Task to carry out: Look through the records that follow. Copy every line containing the word "JSON".

— start Given data —

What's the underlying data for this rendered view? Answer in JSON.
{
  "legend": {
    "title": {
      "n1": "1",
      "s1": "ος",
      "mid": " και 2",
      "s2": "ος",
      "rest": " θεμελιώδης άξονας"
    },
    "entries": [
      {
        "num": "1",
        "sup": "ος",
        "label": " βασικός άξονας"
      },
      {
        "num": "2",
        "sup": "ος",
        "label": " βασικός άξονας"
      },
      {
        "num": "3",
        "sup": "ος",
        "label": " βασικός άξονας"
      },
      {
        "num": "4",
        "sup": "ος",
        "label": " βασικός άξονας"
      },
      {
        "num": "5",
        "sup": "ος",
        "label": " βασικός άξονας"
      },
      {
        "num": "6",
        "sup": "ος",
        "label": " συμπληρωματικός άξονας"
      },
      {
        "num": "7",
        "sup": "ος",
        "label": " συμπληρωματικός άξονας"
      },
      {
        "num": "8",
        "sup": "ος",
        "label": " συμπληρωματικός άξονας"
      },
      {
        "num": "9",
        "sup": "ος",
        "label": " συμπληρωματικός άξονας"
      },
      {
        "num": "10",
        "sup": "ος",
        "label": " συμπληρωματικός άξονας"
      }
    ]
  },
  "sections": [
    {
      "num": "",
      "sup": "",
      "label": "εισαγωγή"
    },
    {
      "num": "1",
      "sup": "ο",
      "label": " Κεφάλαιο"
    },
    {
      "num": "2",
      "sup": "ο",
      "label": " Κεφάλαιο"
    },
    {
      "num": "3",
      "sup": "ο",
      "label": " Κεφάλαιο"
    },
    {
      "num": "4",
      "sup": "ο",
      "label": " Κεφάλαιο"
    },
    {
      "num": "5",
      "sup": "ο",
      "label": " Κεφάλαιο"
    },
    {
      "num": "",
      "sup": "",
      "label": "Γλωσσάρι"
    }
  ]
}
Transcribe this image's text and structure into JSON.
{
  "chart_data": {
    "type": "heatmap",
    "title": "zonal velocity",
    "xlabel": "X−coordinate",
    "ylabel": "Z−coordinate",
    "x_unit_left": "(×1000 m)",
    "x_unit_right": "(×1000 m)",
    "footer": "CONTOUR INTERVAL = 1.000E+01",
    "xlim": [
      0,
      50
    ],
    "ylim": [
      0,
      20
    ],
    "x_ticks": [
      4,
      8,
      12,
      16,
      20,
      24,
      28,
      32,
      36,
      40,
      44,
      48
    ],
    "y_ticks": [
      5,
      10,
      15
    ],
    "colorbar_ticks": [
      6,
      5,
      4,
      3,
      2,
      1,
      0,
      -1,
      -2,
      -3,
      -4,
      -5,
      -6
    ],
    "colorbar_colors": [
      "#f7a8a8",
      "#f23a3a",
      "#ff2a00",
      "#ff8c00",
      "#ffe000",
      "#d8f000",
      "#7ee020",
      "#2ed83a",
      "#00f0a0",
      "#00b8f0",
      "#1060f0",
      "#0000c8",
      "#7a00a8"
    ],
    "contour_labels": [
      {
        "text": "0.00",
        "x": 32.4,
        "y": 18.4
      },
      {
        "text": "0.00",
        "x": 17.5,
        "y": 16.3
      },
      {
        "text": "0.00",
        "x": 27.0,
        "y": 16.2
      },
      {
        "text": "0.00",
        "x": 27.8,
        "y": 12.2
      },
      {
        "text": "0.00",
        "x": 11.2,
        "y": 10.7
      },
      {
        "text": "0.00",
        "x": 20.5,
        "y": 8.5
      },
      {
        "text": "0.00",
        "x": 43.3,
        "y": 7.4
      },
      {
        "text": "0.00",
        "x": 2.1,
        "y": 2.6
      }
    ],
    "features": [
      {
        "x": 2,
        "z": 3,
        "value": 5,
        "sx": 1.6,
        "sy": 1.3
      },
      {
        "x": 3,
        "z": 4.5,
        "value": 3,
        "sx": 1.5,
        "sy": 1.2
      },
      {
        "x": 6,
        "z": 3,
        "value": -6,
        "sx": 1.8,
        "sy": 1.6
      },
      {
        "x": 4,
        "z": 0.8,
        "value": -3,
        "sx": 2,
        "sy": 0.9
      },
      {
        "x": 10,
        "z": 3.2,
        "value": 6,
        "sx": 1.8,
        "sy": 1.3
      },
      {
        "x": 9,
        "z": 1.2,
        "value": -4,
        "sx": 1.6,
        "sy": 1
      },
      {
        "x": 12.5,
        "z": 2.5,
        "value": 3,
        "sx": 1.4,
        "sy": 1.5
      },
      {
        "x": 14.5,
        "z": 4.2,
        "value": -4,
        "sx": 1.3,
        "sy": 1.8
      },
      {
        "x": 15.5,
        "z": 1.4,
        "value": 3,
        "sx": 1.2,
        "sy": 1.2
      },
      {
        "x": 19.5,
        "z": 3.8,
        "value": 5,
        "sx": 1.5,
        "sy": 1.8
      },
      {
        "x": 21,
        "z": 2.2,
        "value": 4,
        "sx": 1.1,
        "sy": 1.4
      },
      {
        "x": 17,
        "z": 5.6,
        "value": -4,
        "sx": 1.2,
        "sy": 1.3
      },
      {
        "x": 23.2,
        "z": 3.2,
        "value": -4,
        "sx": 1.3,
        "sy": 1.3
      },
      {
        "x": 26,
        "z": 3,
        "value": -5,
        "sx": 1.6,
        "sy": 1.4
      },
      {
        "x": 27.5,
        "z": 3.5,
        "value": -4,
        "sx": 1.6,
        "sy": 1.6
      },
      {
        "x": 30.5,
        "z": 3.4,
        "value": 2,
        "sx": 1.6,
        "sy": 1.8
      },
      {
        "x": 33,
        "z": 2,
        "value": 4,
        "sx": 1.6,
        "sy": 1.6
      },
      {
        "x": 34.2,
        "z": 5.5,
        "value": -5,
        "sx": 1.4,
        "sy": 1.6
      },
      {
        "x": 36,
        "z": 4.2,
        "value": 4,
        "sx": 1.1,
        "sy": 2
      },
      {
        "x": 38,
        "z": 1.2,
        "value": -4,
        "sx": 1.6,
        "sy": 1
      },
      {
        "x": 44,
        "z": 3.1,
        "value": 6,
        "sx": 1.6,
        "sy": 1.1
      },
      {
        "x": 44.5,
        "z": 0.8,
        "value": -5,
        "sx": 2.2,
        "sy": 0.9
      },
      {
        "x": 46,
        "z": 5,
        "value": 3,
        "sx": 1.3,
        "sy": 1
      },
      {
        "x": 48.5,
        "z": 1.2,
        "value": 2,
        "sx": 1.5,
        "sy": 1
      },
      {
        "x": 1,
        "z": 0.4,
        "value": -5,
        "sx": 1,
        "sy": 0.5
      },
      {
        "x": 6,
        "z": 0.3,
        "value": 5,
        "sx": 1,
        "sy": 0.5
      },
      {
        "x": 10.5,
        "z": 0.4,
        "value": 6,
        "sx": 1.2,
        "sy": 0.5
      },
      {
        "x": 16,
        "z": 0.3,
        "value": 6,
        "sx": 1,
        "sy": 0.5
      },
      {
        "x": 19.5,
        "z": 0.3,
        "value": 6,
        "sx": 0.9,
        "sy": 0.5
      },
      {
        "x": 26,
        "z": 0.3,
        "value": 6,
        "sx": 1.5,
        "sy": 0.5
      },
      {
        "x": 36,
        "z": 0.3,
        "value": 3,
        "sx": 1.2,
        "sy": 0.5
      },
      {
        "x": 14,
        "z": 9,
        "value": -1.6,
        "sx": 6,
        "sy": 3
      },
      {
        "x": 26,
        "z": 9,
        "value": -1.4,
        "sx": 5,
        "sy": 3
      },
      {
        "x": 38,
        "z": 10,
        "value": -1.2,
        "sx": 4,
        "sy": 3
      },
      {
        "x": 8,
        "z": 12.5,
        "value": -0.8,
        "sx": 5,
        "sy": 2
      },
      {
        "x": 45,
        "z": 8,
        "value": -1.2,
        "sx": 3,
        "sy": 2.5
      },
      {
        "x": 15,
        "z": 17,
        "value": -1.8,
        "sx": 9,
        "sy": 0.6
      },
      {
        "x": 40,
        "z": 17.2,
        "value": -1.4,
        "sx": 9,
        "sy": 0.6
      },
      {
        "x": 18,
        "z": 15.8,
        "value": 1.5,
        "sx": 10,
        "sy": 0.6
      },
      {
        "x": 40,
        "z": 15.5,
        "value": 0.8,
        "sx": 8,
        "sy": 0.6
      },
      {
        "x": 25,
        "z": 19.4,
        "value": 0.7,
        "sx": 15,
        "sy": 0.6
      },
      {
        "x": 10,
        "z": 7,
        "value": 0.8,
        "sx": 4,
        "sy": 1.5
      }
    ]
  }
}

— end Given data —

Task result:
What's the underlying data for this rendered view? Answer in JSON.
Transcribe this image's text and structure into JSON.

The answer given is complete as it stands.